TASK GOAL
Skip the images and return the records below exactly.

INPUT DATA
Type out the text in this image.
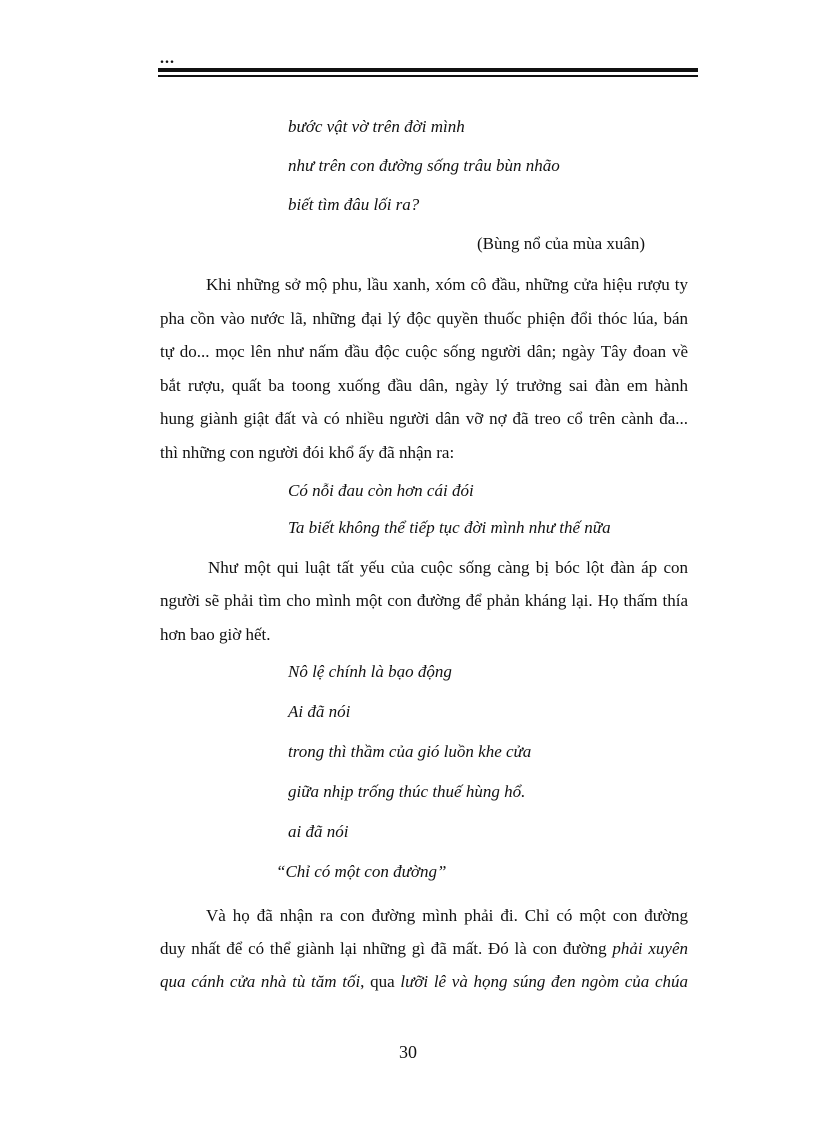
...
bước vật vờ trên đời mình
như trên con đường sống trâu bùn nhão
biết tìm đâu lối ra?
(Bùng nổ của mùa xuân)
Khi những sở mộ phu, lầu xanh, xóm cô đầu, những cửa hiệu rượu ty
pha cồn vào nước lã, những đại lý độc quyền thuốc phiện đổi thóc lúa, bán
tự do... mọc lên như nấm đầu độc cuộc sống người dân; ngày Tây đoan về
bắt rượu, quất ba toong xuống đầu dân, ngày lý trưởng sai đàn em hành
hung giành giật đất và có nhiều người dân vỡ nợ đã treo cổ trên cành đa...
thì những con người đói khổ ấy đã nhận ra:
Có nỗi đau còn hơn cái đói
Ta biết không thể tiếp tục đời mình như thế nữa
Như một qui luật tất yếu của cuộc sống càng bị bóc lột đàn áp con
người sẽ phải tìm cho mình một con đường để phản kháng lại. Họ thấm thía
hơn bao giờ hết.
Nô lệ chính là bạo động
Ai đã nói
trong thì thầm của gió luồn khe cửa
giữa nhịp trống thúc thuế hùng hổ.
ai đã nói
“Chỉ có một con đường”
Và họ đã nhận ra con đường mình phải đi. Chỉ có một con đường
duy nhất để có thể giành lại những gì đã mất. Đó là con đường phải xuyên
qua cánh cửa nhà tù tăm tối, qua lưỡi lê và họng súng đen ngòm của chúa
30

ANSWER FOR THIS EXERCISE
Type out the text in this image.
...
bước vật vờ trên đời mình
như trên con đường sống trâu bùn nhão
biết tìm đâu lối ra?
(Bùng nổ của mùa xuân)
Khi những sở mộ phu, lầu xanh, xóm cô đầu, những cửa hiệu rượu ty
pha cồn vào nước lã, những đại lý độc quyền thuốc phiện đổi thóc lúa, bán
tự do... mọc lên như nấm đầu độc cuộc sống người dân; ngày Tây đoan về
bắt rượu, quất ba toong xuống đầu dân, ngày lý trưởng sai đàn em hành
hung giành giật đất và có nhiều người dân vỡ nợ đã treo cổ trên cành đa...
thì những con người đói khổ ấy đã nhận ra:
Có nỗi đau còn hơn cái đói
Ta biết không thể tiếp tục đời mình như thế nữa
Như một qui luật tất yếu của cuộc sống càng bị bóc lột đàn áp con
người sẽ phải tìm cho mình một con đường để phản kháng lại. Họ thấm thía
hơn bao giờ hết.
Nô lệ chính là bạo động
Ai đã nói
trong thì thầm của gió luồn khe cửa
giữa nhịp trống thúc thuế hùng hổ.
ai đã nói
“Chỉ có một con đường”
Và họ đã nhận ra con đường mình phải đi. Chỉ có một con đường
duy nhất để có thể giành lại những gì đã mất. Đó là con đường phải xuyên
qua cánh cửa nhà tù tăm tối, qua lưỡi lê và họng súng đen ngòm của chúa
30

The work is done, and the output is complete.